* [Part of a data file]
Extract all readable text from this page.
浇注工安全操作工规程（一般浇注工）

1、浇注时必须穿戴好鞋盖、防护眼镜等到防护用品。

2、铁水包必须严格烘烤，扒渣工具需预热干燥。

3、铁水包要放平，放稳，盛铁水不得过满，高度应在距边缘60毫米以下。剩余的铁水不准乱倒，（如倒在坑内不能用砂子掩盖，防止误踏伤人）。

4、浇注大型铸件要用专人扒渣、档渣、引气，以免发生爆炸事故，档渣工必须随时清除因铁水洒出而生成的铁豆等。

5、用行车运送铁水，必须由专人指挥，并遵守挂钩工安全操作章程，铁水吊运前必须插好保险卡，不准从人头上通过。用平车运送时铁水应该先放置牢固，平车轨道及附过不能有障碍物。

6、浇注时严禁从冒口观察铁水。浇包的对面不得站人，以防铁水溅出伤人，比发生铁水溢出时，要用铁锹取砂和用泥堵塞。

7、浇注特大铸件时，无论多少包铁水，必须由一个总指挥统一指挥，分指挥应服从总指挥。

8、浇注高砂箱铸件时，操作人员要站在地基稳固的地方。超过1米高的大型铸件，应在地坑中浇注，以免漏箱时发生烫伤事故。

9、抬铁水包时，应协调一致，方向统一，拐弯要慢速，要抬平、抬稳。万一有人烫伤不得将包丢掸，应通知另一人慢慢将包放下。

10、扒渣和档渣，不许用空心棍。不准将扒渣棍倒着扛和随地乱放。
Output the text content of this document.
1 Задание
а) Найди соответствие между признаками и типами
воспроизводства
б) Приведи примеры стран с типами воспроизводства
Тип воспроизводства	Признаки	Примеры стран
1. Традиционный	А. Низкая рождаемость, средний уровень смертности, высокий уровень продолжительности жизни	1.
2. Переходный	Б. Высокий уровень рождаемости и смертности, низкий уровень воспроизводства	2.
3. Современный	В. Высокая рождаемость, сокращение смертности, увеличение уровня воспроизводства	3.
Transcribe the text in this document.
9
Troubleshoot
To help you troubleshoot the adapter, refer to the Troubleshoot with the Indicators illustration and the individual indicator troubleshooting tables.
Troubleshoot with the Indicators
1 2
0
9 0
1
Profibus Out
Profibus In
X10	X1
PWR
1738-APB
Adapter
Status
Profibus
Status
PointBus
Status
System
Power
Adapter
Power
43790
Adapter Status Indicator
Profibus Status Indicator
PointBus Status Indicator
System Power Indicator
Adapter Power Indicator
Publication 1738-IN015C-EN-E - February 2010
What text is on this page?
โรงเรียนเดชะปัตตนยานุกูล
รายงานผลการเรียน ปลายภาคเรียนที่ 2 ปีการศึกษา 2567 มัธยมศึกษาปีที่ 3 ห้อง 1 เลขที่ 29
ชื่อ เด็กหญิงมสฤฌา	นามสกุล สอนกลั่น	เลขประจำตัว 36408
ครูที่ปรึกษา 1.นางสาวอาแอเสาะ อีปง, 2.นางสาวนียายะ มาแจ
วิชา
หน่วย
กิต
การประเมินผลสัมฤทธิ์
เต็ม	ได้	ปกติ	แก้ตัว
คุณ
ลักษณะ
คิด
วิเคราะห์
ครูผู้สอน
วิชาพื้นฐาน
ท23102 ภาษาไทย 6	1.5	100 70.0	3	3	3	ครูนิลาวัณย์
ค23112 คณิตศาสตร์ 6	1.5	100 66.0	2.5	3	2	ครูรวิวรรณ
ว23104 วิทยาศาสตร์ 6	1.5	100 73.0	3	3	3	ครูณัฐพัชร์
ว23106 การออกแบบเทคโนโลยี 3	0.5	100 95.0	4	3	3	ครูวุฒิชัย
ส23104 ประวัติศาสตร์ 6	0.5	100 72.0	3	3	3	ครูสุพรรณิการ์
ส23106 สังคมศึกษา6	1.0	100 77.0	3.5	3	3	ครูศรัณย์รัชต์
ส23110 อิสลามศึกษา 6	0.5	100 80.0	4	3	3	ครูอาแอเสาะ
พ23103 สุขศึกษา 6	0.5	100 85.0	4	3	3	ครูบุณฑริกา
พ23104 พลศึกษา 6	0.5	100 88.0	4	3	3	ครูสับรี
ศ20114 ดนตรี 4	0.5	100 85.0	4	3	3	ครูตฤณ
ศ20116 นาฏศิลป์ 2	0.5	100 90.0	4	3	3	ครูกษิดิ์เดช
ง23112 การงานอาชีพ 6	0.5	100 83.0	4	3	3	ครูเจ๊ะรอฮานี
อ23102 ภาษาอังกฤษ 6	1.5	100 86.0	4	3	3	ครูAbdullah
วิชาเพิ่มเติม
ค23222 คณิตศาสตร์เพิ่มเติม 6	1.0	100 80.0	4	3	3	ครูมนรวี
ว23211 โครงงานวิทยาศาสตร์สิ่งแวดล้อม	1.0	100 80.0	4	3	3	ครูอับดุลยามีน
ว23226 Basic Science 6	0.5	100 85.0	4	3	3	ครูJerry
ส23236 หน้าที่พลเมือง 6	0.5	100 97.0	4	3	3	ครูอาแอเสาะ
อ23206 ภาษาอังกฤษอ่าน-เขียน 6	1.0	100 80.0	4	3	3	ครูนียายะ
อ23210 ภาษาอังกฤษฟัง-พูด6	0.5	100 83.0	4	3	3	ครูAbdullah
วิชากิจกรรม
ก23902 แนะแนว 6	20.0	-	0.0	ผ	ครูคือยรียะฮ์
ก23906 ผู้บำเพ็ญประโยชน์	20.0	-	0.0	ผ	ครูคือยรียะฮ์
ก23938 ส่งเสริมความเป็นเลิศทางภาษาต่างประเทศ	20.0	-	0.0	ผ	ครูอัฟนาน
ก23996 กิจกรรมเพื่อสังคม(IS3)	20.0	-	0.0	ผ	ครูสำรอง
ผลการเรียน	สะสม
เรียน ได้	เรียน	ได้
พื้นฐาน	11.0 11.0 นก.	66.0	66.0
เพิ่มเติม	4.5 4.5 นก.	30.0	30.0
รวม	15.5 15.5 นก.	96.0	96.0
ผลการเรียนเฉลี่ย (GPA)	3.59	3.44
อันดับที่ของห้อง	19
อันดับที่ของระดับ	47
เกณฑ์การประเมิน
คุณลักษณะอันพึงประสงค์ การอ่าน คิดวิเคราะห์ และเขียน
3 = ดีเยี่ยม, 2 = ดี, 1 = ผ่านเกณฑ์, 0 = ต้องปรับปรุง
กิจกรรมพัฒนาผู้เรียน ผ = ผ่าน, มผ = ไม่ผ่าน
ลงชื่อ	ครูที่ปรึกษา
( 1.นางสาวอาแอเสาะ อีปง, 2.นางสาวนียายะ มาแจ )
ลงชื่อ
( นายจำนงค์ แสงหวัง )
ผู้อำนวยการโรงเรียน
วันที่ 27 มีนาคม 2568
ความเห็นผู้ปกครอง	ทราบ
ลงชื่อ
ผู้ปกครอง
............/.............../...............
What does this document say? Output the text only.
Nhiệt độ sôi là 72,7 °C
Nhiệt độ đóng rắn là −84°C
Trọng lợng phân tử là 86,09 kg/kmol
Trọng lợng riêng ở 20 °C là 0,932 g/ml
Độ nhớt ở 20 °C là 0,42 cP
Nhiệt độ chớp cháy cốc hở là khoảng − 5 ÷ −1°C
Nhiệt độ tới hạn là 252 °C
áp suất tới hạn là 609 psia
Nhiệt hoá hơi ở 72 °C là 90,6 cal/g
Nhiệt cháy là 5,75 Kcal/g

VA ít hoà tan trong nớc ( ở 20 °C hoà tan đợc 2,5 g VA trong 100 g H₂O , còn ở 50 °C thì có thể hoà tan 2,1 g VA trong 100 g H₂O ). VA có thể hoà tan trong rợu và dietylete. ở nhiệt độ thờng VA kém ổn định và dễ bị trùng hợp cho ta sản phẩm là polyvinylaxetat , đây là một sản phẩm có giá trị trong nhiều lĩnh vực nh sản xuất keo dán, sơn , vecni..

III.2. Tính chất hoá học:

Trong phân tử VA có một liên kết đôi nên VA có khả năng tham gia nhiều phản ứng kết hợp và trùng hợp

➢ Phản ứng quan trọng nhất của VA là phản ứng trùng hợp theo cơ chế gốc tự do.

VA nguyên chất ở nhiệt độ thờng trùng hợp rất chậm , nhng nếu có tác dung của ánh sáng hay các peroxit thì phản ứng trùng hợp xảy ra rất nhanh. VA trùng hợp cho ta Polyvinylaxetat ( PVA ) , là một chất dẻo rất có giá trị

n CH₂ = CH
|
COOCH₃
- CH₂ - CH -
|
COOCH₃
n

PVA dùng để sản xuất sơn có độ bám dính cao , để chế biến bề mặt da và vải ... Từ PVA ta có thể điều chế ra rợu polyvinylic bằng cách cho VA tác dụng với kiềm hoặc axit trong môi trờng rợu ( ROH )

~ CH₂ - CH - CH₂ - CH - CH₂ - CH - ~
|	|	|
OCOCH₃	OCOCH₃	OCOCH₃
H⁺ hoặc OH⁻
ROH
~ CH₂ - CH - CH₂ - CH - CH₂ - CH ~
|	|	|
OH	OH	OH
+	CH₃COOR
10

* [Brief] Note every line above where the string "Troubleshoot" shows up, and copy those lines.

* [The solution]
Troubleshoot
To help you troubleshoot the adapter, refer to the Troubleshoot with the Indicators illustration and the individual indicator troubleshooting tables.
Troubleshoot with the Indicators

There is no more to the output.